**Task objective**
Extract each line from the records that contains the string "ENGLISH". Case counts, so skip lines where it appears only in different capitalization.

**Dataset extract**

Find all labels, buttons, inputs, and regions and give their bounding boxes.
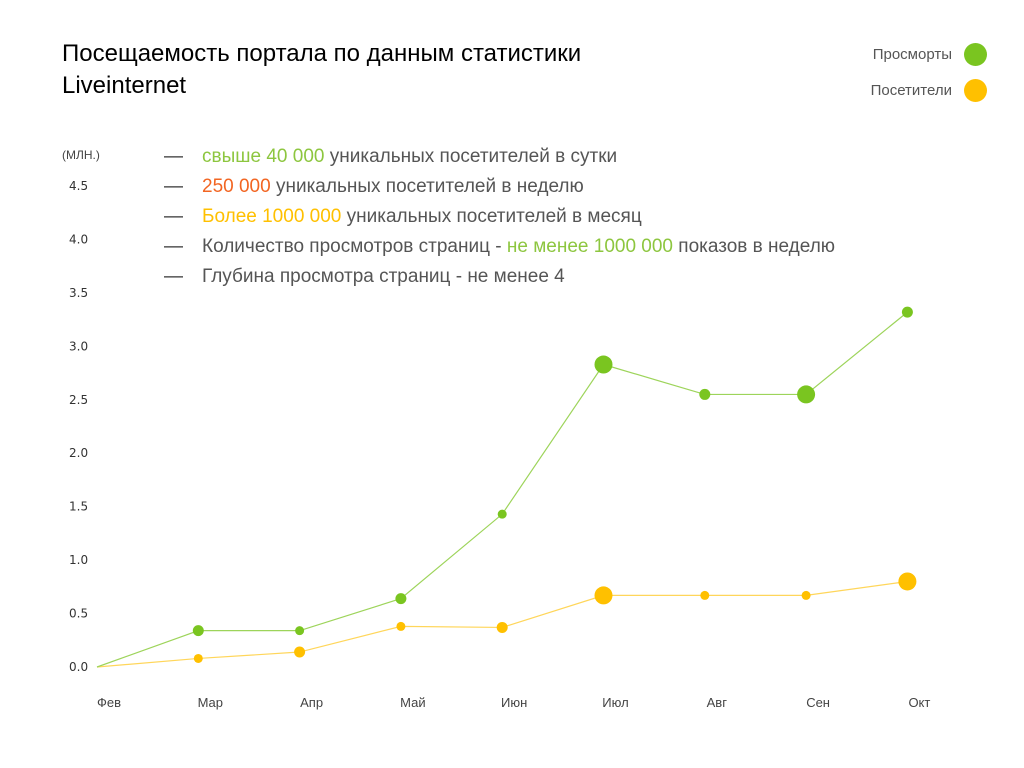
bullet-dash: — [164, 176, 183, 197]
y-tick-label: 2.5 [69, 393, 88, 407]
page-title: Посещаемость портала по данным статистик… [62, 40, 582, 99]
y-tick-label: 0.0 [69, 660, 88, 674]
data-point-1 [700, 590, 710, 600]
series-line-0 [96, 311, 908, 668]
bullet-text: уникальных посетителей в сутки [324, 146, 618, 167]
data-point-1 [396, 621, 406, 631]
chart-legend: Просморты Посетители [860, 43, 1010, 116]
legend-label-views: Просморты [872, 46, 952, 63]
y-axis-unit-label: (МЛН.) [62, 148, 100, 162]
data-point-1 [294, 646, 306, 658]
data-point-1 [193, 653, 203, 663]
legend-dot-visitors [964, 79, 987, 102]
data-point-1 [801, 590, 811, 600]
legend-item-visitors: Посетители [860, 79, 1010, 102]
data-point-0 [699, 388, 711, 400]
stats-bullet-item: — Глубина просмотра страниц - не менее 4 [164, 264, 854, 290]
legend-label-visitors: Посетители [870, 82, 952, 99]
data-point-1 [898, 572, 917, 591]
x-tick-label: Июн [501, 695, 527, 710]
bullet-dash: — [164, 236, 183, 257]
bullet-text: Более 1000 000 [202, 206, 342, 227]
y-tick-label: 3.5 [69, 286, 88, 300]
data-point-1 [594, 586, 613, 605]
stats-bullet-item: — Количество просмотров страниц - не мене… [164, 234, 854, 260]
bullet-text: Глубина просмотра страниц - не менее 4 [202, 266, 565, 287]
bullet-text: свыше 40 000 [202, 146, 325, 167]
y-tick-label: 2.0 [69, 446, 88, 460]
data-point-0 [797, 385, 816, 404]
data-point-0 [901, 306, 913, 318]
x-tick-label: Авг [707, 695, 728, 710]
y-tick-label: 4.0 [69, 232, 88, 246]
y-tick-label: 3.0 [69, 339, 88, 353]
legend-dot-views [964, 43, 987, 66]
x-tick-label: Фев [97, 695, 121, 710]
legend-item-views: Просморты [860, 43, 1010, 66]
x-tick-label: Сен [806, 695, 830, 710]
x-tick-label: Апр [300, 695, 323, 710]
bullet-dash: — [164, 206, 183, 227]
y-tick-label: 1.0 [69, 553, 88, 567]
y-tick-label: 1.5 [69, 500, 88, 514]
x-tick-label: Июл [602, 695, 628, 710]
data-point-0 [395, 593, 407, 605]
x-tick-label: Мар [198, 695, 223, 710]
y-tick-label: 4.5 [69, 179, 88, 193]
stats-bullet-item: — свыше 40 000 уникальных посетителей в с… [164, 144, 854, 170]
y-tick-label: 0.5 [69, 607, 88, 621]
bullet-dash: — [164, 146, 183, 167]
bullet-text: уникальных посетителей в неделю [270, 176, 584, 197]
bullet-text: Количество просмотров страниц - [202, 236, 507, 257]
x-tick-label: Окт [908, 695, 930, 710]
bullet-text: показов в неделю [673, 236, 836, 257]
bullet-text: 250 000 [202, 176, 271, 197]
bullet-text: не менее 1000 000 [506, 236, 673, 257]
bullet-dash: — [164, 266, 183, 287]
stats-bullet-list: — свыше 40 000 уникальных посетителей в с… [164, 144, 854, 294]
data-point-0 [594, 355, 613, 374]
data-point-0 [192, 625, 204, 637]
x-tick-label: Май [400, 695, 425, 710]
data-point-0 [295, 626, 305, 636]
bullet-text: уникальных посетителей в месяц [341, 206, 642, 227]
stats-bullet-item: — 250 000 уникальных посетителей в неделю [164, 174, 854, 200]
data-point-1 [496, 621, 508, 633]
data-point-0 [497, 509, 507, 519]
stats-bullet-item: — Более 1000 000 уникальных посетителей в… [164, 204, 854, 230]
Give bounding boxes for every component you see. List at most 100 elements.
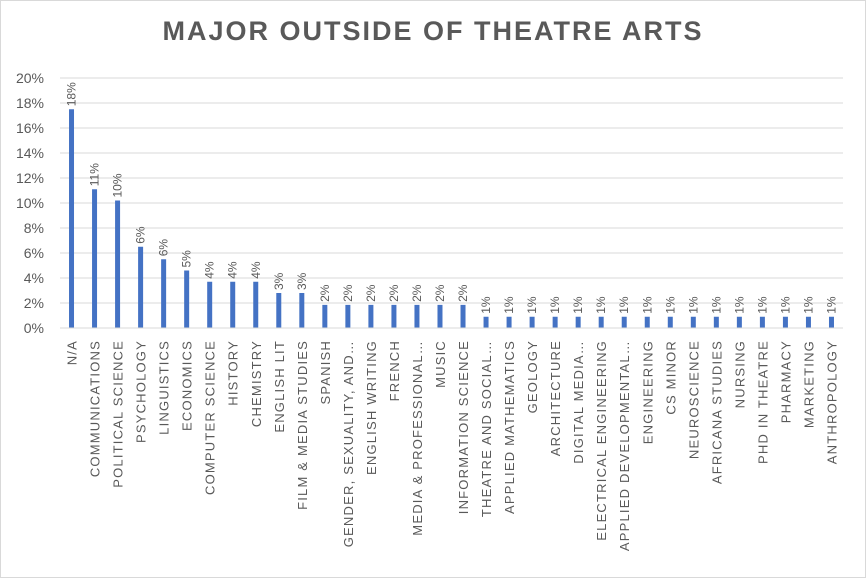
data-label: 1% [686,296,700,314]
category-label: ANTHROPOLOGY [824,340,839,464]
y-tick-label: 8% [24,220,44,236]
data-label: 4% [249,261,263,279]
category-label: COMMUNICATIONS [88,340,103,477]
category-label: SPANISH [318,340,333,405]
category-label: APPLIED DEVELOPMENTAL… [617,340,632,551]
data-label: 2% [410,284,424,302]
data-label: 2% [387,284,401,302]
category-label: ECONOMICS [180,340,195,431]
bar [437,304,443,328]
data-label: 1% [778,296,792,314]
bar [529,316,535,328]
bar [575,316,581,328]
data-label: 2% [318,284,332,302]
category-label: DIGITAL MEDIA… [571,340,586,464]
data-label: 1% [640,296,654,314]
data-label: 1% [525,296,539,314]
bar [69,109,75,328]
bar [161,259,167,328]
y-tick-label: 16% [16,120,44,136]
bar [736,316,742,328]
y-tick-label: 6% [24,245,44,261]
category-label: THEATRE AND SOCIAL… [479,340,494,517]
y-tick-label: 12% [16,170,44,186]
y-tick-label: 18% [16,95,44,111]
data-label: 1% [732,296,746,314]
data-label: 4% [203,261,217,279]
category-label: MEDIA & PROFESSIONAL… [410,340,425,536]
data-label: 1% [502,296,516,314]
category-label: CHEMISTRY [249,340,264,427]
bar [552,316,558,328]
bar [667,316,673,328]
category-label: GENDER, SEXUALITY, AND… [341,340,356,547]
data-label: 1% [663,296,677,314]
data-labels: 18% 11% 10% 6% 6% 5% 4% 4% 4% 3% 3% 2% 2% 2% 2% 2% 2% 2% 1… [65,82,839,314]
data-label: 18% [65,82,79,106]
category-label: APPLIED MATHEMATICS [502,340,517,514]
category-label: ENGLISH LIT [272,340,287,433]
bar [345,304,351,328]
category-label: MARKETING [801,340,816,428]
bar [276,293,282,328]
category-label: PHD IN THEATRE [755,340,770,464]
data-label: 6% [134,226,148,244]
category-label: GEOLOGY [525,340,540,413]
data-label: 1% [709,296,723,314]
bar [713,316,719,328]
category-label: NURSING [732,340,747,408]
category-labels: N/A COMMUNICATIONS POLITICAL SCIENCE PSYCHO… [65,340,840,551]
data-label: 2% [364,284,378,302]
data-label: 5% [180,250,194,268]
category-label: N/A [65,340,80,365]
y-tick-label: 10% [16,195,44,211]
data-label: 3% [272,272,286,290]
bar [414,304,420,328]
bar [598,316,604,328]
data-label: 1% [801,296,815,314]
bar [391,304,397,328]
y-tick-label: 20% [16,70,44,86]
chart-title: MAJOR OUTSIDE OF THEATRE ARTS [162,16,704,46]
category-label: POLITICAL SCIENCE [111,340,126,488]
category-label: LINGUISTICS [157,340,172,435]
bar [230,281,236,328]
gridlines [60,77,843,304]
bar [115,200,121,328]
data-label: 10% [111,173,125,197]
data-label: 1% [617,296,631,314]
bar [690,316,696,328]
bar [782,316,788,328]
bar [460,304,466,328]
y-tick-label: 2% [24,295,44,311]
y-axis-ticks: 0% 2% 4% 6% 8% 10% 12% 14% 16% 18% 20% [16,70,44,336]
bar [253,281,259,328]
category-label: COMPUTER SCIENCE [203,340,218,495]
data-label: 1% [548,296,562,314]
data-label: 4% [226,261,240,279]
bar [92,189,98,328]
category-label: PSYCHOLOGY [134,340,149,443]
bar [644,316,650,328]
bar [506,316,512,328]
data-label: 1% [479,296,493,314]
bar [621,316,627,328]
data-label: 2% [341,284,355,302]
category-label: HISTORY [226,340,241,406]
y-tick-label: 0% [24,320,44,336]
data-label: 11% [88,163,102,186]
category-label: AFRICANA STUDIES [709,340,724,484]
data-label: 1% [755,296,769,314]
bar [828,316,834,328]
category-label: ARCHITECTURE [548,340,563,456]
category-label: ENGLISH WRITING [364,340,379,475]
category-label: INFORMATION SCIENCE [456,340,471,514]
bars [69,109,834,328]
bar [207,281,213,328]
bar [805,316,811,328]
category-label: MUSIC [433,340,448,388]
category-label: PHARMACY [778,340,793,423]
data-label: 3% [295,272,309,290]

**Exercise output**
category-label: ENGLISH LIT [272,340,287,433]
category-label: ENGLISH WRITING [364,340,379,475]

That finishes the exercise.